◆ **Written request**
Keep the images out and copy every entry below exactly.

Lines of data:

========================

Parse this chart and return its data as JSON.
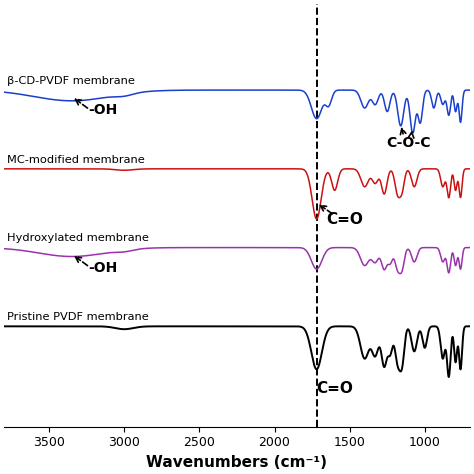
{
  "xlabel": "Wavenumbers (cm⁻¹)",
  "xlim": [
    3800,
    700
  ],
  "colors": [
    "#000000",
    "#9933aa",
    "#cc1111",
    "#1a3fcc"
  ],
  "labels": [
    "Pristine PVDF membrane",
    "Hydroxylated membrane",
    "MC-modified membrane",
    "β-CD-PVDF membrane"
  ],
  "dashed_line_x": 1720,
  "background_color": "#ffffff",
  "annotation_fontsize": 10,
  "offsets": [
    0.0,
    0.22,
    0.44,
    0.66
  ]
}
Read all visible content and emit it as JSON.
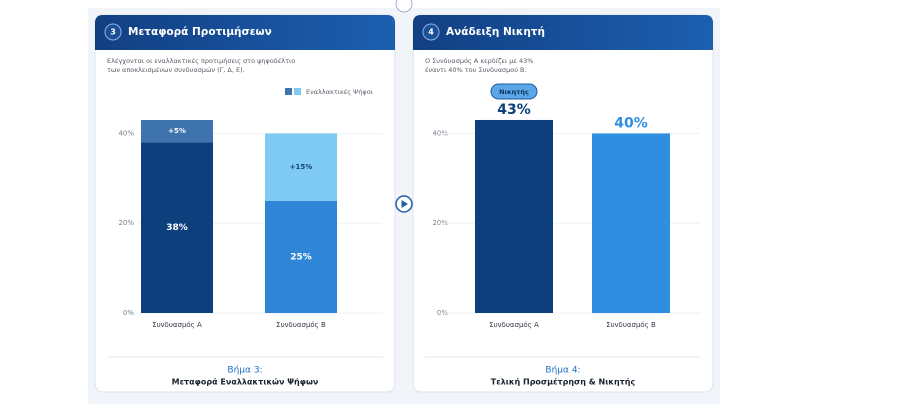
{
  "chart_data": [
    {
      "type": "stacked-bar",
      "badge": "3",
      "title": "Μεταφορά Προτιμήσεων",
      "subtitle": [
        "Ελέγχονται οι εναλλακτικές προτιμήσεις στο ψηφοδέλτιο",
        "των αποκλεισμένων συνδυασμών (Γ, Δ, Ε)."
      ],
      "categories": [
        "Συνδυασμός Α",
        "Συνδυασμός Β"
      ],
      "series": [
        {
          "colors": [
            "#0d3f7c",
            "#2f86d6"
          ],
          "values": [
            38,
            25
          ],
          "value_labels": [
            "38%",
            "25%"
          ]
        },
        {
          "name": "Εναλλακτικές Ψήφοι",
          "colors": [
            "#3f73ad",
            "#7fcaf2"
          ],
          "values": [
            5,
            15
          ],
          "value_labels": [
            "+5%",
            "+15%"
          ]
        }
      ],
      "ylim": [
        0,
        45
      ],
      "yticks": [
        {
          "value": 0,
          "label": "0%"
        },
        {
          "value": 20,
          "label": "20%"
        },
        {
          "value": 40,
          "label": "40%"
        }
      ],
      "grid": true,
      "legend": "top-right",
      "step_label": "Βήμα 3:",
      "step_title": "Μεταφορά Εναλλακτικών Ψήφων"
    },
    {
      "type": "bar",
      "badge": "4",
      "title": "Ανάδειξη Νικητή",
      "subtitle": [
        "Ο Συνδυασμός Α κερδίζει με 43%",
        "έναντι 40% του Συνδυασμού Β."
      ],
      "categories": [
        "Συνδυασμός Α",
        "Συνδυασμός Β"
      ],
      "values": [
        43,
        40
      ],
      "value_labels": [
        "43%",
        "40%"
      ],
      "colors": [
        "#0d3f7c",
        "#2f8ee0"
      ],
      "winner_label": "Νικητής",
      "ylim": [
        0,
        45
      ],
      "yticks": [
        {
          "value": 0,
          "label": "0%"
        },
        {
          "value": 20,
          "label": "20%"
        },
        {
          "value": 40,
          "label": "40%"
        }
      ],
      "grid": true,
      "step_label": "Βήμα 4:",
      "step_title": "Τελική Προσμέτρηση & Νικητής"
    }
  ]
}
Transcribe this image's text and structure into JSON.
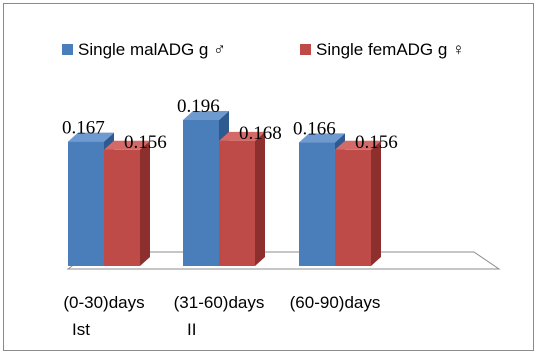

========================

◆ **The response**
Parse this chart and return its data as JSON.
{
  "xlabel": "Wavenumbers (cm⁻¹)",
  "xlim": [
    3800,
    700
  ],
  "colors": [
    "#000000",
    "#9933aa",
    "#cc1111",
    "#1a3fcc"
  ],
  "labels": [
    "Pristine PVDF membrane",
    "Hydroxylated membrane",
    "MC-modified membrane",
    "β-CD-PVDF membrane"
  ],
  "dashed_line_x": 1720,
  "background_color": "#ffffff",
  "annotation_fontsize": 10,
  "offsets": [
    0.0,
    0.22,
    0.44,
    0.66
  ]
}
Read all visible content and emit it as JSON.
{
  "chart_data": [
    {
      "type": "stacked-bar",
      "badge": "3",
      "title": "Μεταφορά Προτιμήσεων",
      "subtitle": [
        "Ελέγχονται οι εναλλακτικές προτιμήσεις στο ψηφοδέλτιο",
        "των αποκλεισμένων συνδυασμών (Γ, Δ, Ε)."
      ],
      "categories": [
        "Συνδυασμός Α",
        "Συνδυασμός Β"
      ],
      "series": [
        {
          "colors": [
            "#0d3f7c",
            "#2f86d6"
          ],
          "values": [
            38,
            25
          ],
          "value_labels": [
            "38%",
            "25%"
          ]
        },
        {
          "name": "Εναλλακτικές Ψήφοι",
          "colors": [
            "#3f73ad",
            "#7fcaf2"
          ],
          "values": [
            5,
            15
          ],
          "value_labels": [
            "+5%",
            "+15%"
          ]
        }
      ],
      "ylim": [
        0,
        45
      ],
      "yticks": [
        {
          "value": 0,
          "label": "0%"
        },
        {
          "value": 20,
          "label": "20%"
        },
        {
          "value": 40,
          "label": "40%"
        }
      ],
      "grid": true,
      "legend": "top-right",
      "step_label": "Βήμα 3:",
      "step_title": "Μεταφορά Εναλλακτικών Ψήφων"
    },
    {
      "type": "bar",
      "badge": "4",
      "title": "Ανάδειξη Νικητή",
      "subtitle": [
        "Ο Συνδυασμός Α κερδίζει με 43%",
        "έναντι 40% του Συνδυασμού Β."
      ],
      "categories": [
        "Συνδυασμός Α",
        "Συνδυασμός Β"
      ],
      "values": [
        43,
        40
      ],
      "value_labels": [
        "43%",
        "40%"
      ],
      "colors": [
        "#0d3f7c",
        "#2f8ee0"
      ],
      "winner_label": "Νικητής",
      "ylim": [
        0,
        45
      ],
      "yticks": [
        {
          "value": 0,
          "label": "0%"
        },
        {
          "value": 20,
          "label": "20%"
        },
        {
          "value": 40,
          "label": "40%"
        }
      ],
      "grid": true,
      "step_label": "Βήμα 4:",
      "step_title": "Τελική Προσμέτρηση & Νικητής"
    }
  ]
}
Transcribe this image's text and structure into JSON.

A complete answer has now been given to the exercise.